Your task is to copy every line of the records below that contains "data".

=======

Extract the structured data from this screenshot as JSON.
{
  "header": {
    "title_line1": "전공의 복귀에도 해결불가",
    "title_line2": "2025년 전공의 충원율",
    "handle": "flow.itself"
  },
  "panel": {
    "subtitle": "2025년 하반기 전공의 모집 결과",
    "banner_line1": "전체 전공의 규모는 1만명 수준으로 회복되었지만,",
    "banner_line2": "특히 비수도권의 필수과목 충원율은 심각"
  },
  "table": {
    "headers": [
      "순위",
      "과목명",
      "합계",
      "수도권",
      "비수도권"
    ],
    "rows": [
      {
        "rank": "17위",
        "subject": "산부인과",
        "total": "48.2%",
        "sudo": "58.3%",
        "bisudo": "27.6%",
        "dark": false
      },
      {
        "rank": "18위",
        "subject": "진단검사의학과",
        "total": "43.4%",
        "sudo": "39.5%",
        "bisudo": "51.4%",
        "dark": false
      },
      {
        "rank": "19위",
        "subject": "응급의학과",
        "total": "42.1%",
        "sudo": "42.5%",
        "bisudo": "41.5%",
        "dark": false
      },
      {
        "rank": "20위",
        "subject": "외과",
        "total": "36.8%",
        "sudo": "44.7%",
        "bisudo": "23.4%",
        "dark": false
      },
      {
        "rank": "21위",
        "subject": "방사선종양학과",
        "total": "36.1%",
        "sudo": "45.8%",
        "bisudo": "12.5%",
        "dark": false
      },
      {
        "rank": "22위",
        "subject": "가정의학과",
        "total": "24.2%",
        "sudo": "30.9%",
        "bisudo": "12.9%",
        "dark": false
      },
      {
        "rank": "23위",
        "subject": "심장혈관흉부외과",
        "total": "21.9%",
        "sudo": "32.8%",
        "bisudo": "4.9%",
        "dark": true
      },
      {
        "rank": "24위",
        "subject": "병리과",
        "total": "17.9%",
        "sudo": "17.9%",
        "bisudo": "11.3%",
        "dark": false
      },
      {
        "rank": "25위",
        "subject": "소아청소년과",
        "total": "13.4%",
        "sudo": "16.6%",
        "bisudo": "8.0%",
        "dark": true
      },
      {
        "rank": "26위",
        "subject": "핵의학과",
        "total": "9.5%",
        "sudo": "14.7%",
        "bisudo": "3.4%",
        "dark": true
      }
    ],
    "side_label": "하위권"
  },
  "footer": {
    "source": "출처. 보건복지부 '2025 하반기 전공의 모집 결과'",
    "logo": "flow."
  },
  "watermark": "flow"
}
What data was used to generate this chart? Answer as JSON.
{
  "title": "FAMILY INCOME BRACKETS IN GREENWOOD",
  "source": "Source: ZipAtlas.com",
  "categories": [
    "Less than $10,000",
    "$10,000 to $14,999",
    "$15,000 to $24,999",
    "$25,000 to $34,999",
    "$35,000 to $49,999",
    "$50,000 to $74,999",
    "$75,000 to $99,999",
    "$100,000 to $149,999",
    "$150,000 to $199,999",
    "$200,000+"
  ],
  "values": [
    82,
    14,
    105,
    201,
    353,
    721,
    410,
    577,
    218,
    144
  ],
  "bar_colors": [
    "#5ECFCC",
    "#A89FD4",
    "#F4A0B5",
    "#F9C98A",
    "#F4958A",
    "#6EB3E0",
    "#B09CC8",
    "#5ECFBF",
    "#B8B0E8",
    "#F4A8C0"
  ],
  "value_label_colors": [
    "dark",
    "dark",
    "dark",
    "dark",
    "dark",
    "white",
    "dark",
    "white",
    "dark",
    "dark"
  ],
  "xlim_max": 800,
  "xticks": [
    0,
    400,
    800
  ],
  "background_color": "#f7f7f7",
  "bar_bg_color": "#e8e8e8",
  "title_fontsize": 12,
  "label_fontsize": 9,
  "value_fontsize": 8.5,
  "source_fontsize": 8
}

=======

* _Task answer_
Extract the structured data from this screenshot as JSON.
What data was used to generate this chart? Answer as JSON.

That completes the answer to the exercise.